_Instructions for the task_.
The records that follow must be reproduced in full, exactly as written.

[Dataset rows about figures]
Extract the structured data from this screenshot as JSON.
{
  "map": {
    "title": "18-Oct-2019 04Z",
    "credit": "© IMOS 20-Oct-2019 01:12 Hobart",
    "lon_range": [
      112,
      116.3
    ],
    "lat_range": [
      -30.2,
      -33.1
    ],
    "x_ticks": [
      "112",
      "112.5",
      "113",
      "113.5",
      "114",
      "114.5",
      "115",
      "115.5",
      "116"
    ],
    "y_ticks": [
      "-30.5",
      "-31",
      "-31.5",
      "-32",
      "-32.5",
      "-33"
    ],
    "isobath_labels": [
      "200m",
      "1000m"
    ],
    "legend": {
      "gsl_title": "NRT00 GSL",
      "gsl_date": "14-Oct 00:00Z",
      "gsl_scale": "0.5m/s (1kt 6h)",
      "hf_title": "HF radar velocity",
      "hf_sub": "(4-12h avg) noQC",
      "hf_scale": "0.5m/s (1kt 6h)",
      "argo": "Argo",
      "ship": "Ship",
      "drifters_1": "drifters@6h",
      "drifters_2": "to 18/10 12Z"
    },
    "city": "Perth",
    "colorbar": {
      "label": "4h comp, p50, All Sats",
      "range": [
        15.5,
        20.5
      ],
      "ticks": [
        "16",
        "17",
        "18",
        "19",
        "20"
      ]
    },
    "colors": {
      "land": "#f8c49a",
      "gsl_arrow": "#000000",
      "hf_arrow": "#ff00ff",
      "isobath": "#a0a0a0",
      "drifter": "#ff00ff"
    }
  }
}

_Worked answer_.
Extract the structured data from this screenshot as JSON.
{
  "map": {
    "title": "18-Oct-2019 04Z",
    "credit": "© IMOS 20-Oct-2019 01:12 Hobart",
    "lon_range": [
      112,
      116.3
    ],
    "lat_range": [
      -30.2,
      -33.1
    ],
    "x_ticks": [
      "112",
      "112.5",
      "113",
      "113.5",
      "114",
      "114.5",
      "115",
      "115.5",
      "116"
    ],
    "y_ticks": [
      "-30.5",
      "-31",
      "-31.5",
      "-32",
      "-32.5",
      "-33"
    ],
    "isobath_labels": [
      "200m",
      "1000m"
    ],
    "legend": {
      "gsl_title": "NRT00 GSL",
      "gsl_date": "14-Oct 00:00Z",
      "gsl_scale": "0.5m/s (1kt 6h)",
      "hf_title": "HF radar velocity",
      "hf_sub": "(4-12h avg) noQC",
      "hf_scale": "0.5m/s (1kt 6h)",
      "argo": "Argo",
      "ship": "Ship",
      "drifters_1": "drifters@6h",
      "drifters_2": "to 18/10 12Z"
    },
    "city": "Perth",
    "colorbar": {
      "label": "4h comp, p50, All Sats",
      "range": [
        15.5,
        20.5
      ],
      "ticks": [
        "16",
        "17",
        "18",
        "19",
        "20"
      ]
    },
    "colors": {
      "land": "#f8c49a",
      "gsl_arrow": "#000000",
      "hf_arrow": "#ff00ff",
      "isobath": "#a0a0a0",
      "drifter": "#ff00ff"
    }
  }
}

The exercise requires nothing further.